[Records about charts and figures]
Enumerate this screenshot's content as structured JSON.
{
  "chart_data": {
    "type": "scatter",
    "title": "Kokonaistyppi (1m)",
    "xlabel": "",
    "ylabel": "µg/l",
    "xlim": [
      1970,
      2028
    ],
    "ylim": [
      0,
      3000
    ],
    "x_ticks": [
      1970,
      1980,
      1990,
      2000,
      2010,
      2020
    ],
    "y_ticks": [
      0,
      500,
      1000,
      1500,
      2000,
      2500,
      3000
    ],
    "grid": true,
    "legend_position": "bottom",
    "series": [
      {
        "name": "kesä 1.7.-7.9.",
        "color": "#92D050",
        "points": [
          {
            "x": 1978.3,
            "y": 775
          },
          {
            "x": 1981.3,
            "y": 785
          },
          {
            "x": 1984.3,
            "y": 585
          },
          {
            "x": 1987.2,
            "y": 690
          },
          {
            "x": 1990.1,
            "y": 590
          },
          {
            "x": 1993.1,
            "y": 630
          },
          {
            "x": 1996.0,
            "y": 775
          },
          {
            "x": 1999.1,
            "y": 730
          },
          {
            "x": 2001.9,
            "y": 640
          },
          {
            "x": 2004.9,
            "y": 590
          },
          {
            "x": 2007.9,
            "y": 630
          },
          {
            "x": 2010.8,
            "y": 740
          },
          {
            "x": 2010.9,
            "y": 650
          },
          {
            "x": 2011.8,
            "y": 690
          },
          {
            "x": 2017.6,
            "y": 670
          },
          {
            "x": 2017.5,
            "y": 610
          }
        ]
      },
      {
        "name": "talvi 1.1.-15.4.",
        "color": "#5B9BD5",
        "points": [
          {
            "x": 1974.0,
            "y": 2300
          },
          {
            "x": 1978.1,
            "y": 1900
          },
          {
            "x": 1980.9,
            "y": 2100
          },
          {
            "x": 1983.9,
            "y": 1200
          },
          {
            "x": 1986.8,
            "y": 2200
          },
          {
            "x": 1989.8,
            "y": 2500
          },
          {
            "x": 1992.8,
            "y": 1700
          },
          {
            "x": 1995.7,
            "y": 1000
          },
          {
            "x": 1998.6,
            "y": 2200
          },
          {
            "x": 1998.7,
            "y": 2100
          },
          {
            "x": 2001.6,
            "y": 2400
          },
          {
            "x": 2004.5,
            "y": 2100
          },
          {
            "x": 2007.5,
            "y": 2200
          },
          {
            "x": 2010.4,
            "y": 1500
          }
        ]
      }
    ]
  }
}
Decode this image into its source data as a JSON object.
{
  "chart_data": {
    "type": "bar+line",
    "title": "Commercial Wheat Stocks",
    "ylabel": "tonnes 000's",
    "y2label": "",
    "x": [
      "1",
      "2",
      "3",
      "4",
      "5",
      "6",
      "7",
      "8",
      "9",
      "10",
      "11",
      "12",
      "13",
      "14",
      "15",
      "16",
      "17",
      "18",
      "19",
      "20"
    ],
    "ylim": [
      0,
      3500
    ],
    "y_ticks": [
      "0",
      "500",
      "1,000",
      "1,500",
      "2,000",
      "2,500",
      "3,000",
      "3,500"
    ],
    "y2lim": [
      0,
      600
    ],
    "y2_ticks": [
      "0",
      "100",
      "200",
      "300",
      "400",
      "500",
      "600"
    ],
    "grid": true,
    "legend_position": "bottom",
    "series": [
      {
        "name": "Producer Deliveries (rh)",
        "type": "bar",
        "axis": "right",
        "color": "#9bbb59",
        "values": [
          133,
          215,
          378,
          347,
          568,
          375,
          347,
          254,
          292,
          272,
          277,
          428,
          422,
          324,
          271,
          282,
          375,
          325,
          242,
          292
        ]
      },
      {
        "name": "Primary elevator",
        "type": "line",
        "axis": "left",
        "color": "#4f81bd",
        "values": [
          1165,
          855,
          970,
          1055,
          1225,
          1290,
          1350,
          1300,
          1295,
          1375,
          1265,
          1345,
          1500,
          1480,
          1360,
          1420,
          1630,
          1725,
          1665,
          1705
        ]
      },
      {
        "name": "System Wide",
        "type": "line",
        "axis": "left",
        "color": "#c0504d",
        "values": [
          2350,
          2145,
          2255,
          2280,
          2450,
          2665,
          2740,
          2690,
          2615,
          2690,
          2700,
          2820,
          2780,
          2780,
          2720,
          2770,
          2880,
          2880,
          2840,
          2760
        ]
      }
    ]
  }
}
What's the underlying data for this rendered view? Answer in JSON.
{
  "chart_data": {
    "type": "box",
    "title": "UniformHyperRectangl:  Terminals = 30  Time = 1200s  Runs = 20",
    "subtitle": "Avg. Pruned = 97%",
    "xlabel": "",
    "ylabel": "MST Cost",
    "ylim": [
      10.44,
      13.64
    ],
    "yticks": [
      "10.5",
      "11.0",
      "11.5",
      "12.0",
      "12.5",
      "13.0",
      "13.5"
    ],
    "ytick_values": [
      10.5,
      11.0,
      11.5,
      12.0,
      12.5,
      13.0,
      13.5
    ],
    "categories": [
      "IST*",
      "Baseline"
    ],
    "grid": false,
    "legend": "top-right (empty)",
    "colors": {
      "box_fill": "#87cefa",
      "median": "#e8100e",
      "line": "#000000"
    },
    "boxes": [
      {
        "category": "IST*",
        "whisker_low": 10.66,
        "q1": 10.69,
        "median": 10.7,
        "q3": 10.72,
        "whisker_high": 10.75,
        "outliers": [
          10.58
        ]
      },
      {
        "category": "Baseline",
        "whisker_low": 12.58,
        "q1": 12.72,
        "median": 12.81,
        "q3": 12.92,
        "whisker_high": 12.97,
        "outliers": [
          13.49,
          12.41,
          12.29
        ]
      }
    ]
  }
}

* To be done *
Copy out each line of the listing that holds "this".

* Reply to the exercise *
Enumerate this screenshot's content as structured JSON.
Decode this image into its source data as a JSON object.
What's the underlying data for this rendered view? Answer in JSON.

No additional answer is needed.